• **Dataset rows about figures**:
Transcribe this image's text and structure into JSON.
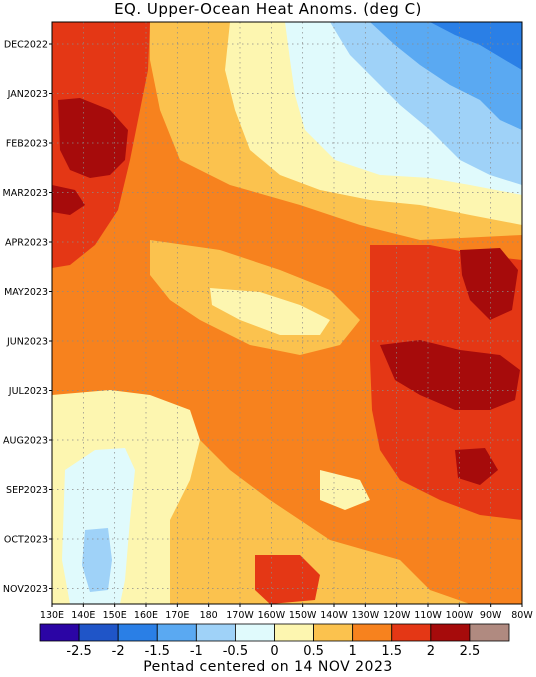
{
  "chart_data": {
    "type": "heatmap",
    "title": "EQ. Upper-Ocean Heat Anoms. (deg C)",
    "footer": "Pentad centered on 14 NOV 2023",
    "x_ticks": [
      "130E",
      "140E",
      "150E",
      "160E",
      "170E",
      "180",
      "170W",
      "160W",
      "150W",
      "140W",
      "130W",
      "120W",
      "110W",
      "100W",
      "90W",
      "80W"
    ],
    "y_ticks": [
      "DEC2022",
      "JAN2023",
      "FEB2023",
      "MAR2023",
      "APR2023",
      "MAY2023",
      "JUN2023",
      "JUL2023",
      "AUG2023",
      "SEP2023",
      "OCT2023",
      "NOV2023"
    ],
    "colorbar": {
      "labels": [
        "-2.5",
        "-2",
        "-1.5",
        "-1",
        "-0.5",
        "0",
        "0.5",
        "1",
        "1.5",
        "2",
        "2.5"
      ],
      "colors": [
        "#2b05a5",
        "#1f55c8",
        "#2a7fe6",
        "#5aa9f2",
        "#9fd2f8",
        "#e0fafc",
        "#fdf6b0",
        "#fbc24e",
        "#f7821e",
        "#e43715",
        "#a60b0b",
        "#b08a80"
      ]
    },
    "grid": true
  }
}
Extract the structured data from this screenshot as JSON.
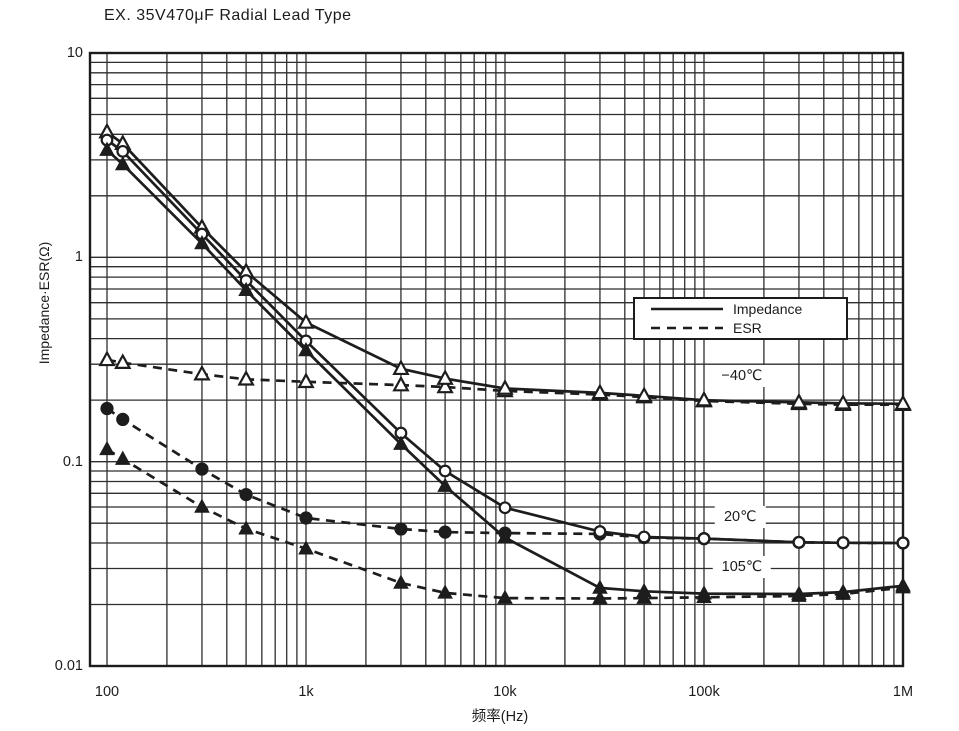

• **Problem**: Make an exact reproduction of the listing above, without any pictures.

• **Finished answer**:
Transcribe this image's text and structure into JSON.
{
  "chart_data": {
    "type": "heatmap",
    "title": "EQ. Upper-Ocean Heat Anoms. (deg C)",
    "footer": "Pentad centered on 14 NOV 2023",
    "x_ticks": [
      "130E",
      "140E",
      "150E",
      "160E",
      "170E",
      "180",
      "170W",
      "160W",
      "150W",
      "140W",
      "130W",
      "120W",
      "110W",
      "100W",
      "90W",
      "80W"
    ],
    "y_ticks": [
      "DEC2022",
      "JAN2023",
      "FEB2023",
      "MAR2023",
      "APR2023",
      "MAY2023",
      "JUN2023",
      "JUL2023",
      "AUG2023",
      "SEP2023",
      "OCT2023",
      "NOV2023"
    ],
    "colorbar": {
      "labels": [
        "-2.5",
        "-2",
        "-1.5",
        "-1",
        "-0.5",
        "0",
        "0.5",
        "1",
        "1.5",
        "2",
        "2.5"
      ],
      "colors": [
        "#2b05a5",
        "#1f55c8",
        "#2a7fe6",
        "#5aa9f2",
        "#9fd2f8",
        "#e0fafc",
        "#fdf6b0",
        "#fbc24e",
        "#f7821e",
        "#e43715",
        "#a60b0b",
        "#b08a80"
      ]
    },
    "grid": true
  }
}
Extract the structured data from this screenshot as JSON.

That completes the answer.